#### Source material

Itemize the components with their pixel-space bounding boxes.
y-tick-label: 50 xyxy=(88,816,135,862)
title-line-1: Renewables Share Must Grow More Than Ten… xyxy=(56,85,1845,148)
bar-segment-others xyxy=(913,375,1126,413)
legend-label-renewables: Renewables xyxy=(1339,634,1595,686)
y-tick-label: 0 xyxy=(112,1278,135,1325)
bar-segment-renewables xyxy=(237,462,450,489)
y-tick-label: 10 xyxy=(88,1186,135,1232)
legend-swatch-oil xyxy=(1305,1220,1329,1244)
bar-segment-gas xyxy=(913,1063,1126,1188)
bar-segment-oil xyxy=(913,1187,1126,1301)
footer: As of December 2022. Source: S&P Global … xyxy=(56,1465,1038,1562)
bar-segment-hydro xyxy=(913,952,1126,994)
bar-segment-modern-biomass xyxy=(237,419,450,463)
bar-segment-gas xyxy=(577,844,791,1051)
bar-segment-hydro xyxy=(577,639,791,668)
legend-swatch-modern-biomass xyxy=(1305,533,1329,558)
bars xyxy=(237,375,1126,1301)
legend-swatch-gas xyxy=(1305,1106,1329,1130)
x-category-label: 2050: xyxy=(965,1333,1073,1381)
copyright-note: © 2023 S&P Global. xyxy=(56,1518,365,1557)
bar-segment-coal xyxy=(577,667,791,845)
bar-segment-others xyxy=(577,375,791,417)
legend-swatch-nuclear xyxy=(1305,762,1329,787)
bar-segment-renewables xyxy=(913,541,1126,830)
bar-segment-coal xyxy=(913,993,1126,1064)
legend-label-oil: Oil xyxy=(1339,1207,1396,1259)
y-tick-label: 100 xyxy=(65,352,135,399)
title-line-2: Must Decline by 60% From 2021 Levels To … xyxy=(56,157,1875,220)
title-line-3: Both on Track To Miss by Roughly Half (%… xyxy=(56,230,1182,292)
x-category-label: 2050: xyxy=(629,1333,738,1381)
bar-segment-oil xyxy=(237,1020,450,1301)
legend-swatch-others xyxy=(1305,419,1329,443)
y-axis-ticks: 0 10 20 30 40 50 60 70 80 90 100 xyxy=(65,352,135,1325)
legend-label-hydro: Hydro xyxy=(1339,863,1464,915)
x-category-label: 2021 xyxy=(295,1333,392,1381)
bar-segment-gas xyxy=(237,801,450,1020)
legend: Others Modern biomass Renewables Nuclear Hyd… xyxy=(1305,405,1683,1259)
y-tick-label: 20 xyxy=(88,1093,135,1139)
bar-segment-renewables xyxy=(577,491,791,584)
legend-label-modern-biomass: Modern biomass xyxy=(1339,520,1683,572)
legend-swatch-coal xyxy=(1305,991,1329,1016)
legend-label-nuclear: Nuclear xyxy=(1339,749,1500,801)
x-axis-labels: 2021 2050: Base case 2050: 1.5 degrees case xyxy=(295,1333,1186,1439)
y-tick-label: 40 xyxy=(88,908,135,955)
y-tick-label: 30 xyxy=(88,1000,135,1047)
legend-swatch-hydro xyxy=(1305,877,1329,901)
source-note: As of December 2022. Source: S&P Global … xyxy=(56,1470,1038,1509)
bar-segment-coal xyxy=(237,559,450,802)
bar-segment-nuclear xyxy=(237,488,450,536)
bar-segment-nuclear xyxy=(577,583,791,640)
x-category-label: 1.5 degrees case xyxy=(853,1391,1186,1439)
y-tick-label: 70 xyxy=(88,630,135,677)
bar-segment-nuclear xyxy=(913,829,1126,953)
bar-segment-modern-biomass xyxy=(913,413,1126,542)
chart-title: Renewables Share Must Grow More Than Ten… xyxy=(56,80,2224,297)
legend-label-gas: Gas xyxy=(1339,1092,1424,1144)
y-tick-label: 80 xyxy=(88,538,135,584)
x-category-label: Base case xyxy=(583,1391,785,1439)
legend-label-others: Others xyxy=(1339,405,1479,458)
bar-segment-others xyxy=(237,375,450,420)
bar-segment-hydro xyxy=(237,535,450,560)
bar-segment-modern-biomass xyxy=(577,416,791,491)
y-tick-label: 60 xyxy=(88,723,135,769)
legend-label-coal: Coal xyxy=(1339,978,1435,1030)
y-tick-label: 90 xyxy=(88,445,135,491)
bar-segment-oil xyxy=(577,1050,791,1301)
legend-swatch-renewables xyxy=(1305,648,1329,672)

########

▶ Exercise directions: Copy the lines of the listing from its first line through the line containing "bar-segment-others xyxy=(913,375,1126,413)", both included, reproducing them unchanged.

▶ The completed task:
Itemize the components with their pixel-space bounding boxes.
y-tick-label: 50 xyxy=(88,816,135,862)
title-line-1: Renewables Share Must Grow More Than Ten… xyxy=(56,85,1845,148)
bar-segment-others xyxy=(913,375,1126,413)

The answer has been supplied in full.